_WHAT YOU NEED TO DO:_
The listing below is the input. Say how many of its lines contain "shield", giving the number alone.

***** STORED RECORDS

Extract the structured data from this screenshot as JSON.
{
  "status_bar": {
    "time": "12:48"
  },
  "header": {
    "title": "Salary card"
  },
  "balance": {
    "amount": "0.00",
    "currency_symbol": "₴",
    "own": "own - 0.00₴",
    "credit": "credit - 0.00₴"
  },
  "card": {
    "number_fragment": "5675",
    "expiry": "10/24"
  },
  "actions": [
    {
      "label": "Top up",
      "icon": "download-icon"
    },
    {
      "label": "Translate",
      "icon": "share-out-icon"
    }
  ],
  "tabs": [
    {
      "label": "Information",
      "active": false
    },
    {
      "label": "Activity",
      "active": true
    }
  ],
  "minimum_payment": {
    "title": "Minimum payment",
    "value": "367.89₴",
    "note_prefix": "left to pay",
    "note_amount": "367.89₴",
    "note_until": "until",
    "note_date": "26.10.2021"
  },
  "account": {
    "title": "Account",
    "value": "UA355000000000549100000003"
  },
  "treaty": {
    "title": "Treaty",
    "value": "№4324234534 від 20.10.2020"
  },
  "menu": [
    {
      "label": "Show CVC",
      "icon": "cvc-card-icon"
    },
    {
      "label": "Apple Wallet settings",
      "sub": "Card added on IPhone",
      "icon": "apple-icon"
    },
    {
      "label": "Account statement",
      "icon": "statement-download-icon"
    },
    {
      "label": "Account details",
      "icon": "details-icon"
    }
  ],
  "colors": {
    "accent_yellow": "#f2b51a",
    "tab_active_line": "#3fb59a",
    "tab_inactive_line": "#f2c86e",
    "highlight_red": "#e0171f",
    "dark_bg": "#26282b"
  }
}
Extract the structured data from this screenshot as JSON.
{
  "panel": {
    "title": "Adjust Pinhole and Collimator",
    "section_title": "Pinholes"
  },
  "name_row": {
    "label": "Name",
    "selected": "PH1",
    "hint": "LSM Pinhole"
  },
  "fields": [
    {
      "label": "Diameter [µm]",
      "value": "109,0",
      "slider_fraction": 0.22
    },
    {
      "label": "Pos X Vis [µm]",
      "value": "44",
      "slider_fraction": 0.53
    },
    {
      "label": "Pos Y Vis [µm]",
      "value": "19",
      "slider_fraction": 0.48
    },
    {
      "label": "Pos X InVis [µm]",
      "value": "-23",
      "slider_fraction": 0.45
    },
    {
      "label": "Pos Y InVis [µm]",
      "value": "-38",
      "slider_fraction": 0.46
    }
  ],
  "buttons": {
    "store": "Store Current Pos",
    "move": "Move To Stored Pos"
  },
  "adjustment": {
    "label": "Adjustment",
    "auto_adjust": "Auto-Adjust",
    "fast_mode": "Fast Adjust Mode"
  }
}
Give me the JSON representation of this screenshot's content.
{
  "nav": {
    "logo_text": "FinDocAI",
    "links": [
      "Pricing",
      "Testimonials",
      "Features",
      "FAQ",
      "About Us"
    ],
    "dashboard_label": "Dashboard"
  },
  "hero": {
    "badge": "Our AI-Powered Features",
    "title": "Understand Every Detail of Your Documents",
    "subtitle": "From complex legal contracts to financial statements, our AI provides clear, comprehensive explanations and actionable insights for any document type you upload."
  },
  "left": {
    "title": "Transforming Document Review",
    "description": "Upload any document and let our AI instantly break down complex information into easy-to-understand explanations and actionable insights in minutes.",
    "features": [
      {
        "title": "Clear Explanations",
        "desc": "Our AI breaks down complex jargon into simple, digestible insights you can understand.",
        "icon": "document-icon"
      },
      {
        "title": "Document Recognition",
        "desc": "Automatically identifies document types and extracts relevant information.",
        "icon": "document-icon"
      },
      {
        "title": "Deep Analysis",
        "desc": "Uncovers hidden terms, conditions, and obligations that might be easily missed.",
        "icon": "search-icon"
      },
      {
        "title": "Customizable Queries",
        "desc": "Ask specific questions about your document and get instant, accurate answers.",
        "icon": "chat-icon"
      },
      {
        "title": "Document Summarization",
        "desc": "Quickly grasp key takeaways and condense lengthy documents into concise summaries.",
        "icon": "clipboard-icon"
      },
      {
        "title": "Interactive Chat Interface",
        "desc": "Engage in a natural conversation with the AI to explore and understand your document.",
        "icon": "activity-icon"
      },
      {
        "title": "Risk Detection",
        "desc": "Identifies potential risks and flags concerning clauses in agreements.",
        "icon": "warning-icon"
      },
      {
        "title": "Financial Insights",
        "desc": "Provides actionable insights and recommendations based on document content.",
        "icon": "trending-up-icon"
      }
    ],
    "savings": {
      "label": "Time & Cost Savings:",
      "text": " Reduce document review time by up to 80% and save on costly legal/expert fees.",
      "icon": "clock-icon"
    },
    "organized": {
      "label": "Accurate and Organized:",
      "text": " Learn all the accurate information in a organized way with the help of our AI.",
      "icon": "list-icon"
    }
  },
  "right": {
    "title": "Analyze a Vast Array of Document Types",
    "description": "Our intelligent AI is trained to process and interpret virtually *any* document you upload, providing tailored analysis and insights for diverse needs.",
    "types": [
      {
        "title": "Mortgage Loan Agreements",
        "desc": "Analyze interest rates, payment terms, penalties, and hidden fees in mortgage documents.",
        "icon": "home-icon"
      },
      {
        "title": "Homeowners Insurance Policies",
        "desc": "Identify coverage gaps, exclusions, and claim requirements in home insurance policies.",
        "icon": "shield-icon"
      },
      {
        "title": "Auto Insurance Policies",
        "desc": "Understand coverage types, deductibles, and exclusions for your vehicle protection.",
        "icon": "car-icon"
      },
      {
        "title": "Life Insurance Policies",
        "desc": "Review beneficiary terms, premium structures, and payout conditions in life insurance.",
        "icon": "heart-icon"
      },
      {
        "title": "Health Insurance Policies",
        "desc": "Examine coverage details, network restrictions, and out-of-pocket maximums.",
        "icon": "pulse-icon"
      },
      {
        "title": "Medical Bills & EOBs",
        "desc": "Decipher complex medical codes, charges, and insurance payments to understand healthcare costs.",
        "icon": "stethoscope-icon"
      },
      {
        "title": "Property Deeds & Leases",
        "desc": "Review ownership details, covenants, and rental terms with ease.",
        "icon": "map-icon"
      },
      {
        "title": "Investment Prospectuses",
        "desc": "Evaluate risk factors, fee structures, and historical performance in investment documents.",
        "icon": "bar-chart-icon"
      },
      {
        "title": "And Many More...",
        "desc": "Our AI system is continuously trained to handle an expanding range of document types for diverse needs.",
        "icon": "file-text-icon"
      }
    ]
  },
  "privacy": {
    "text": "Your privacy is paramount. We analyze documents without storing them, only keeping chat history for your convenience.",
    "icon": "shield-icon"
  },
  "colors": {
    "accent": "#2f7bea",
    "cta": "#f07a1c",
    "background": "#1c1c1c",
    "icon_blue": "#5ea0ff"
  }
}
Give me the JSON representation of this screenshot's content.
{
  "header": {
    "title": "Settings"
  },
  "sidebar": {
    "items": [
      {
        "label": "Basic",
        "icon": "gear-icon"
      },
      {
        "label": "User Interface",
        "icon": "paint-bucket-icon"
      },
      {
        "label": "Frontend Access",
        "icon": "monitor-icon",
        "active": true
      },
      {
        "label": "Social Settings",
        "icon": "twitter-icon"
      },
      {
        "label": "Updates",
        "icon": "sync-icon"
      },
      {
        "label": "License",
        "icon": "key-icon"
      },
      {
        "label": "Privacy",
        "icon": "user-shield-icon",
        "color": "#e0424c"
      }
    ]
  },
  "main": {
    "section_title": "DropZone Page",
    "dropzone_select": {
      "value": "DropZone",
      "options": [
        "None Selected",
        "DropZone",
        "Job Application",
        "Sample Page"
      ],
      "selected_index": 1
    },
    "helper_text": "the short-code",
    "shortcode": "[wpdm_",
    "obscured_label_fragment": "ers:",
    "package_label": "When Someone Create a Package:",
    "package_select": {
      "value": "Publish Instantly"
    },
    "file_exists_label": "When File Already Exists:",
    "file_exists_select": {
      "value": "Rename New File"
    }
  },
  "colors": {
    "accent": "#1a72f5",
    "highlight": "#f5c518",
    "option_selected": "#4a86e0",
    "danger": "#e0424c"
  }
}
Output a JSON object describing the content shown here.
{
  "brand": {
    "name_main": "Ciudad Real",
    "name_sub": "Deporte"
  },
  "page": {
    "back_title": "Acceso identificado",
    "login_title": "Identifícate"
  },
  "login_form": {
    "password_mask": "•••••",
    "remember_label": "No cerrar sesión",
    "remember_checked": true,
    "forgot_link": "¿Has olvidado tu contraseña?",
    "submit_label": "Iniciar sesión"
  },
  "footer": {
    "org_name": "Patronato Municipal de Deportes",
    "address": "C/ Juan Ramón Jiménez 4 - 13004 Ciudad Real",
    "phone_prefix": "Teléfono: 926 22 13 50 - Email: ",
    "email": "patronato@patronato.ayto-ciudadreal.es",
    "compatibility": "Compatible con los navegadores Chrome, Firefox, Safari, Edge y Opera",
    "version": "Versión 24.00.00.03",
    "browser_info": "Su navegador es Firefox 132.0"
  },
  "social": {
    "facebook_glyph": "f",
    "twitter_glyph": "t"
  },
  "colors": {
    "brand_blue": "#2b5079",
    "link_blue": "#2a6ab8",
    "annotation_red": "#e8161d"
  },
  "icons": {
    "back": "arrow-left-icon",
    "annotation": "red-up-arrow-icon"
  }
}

**********

_RESULT:_
3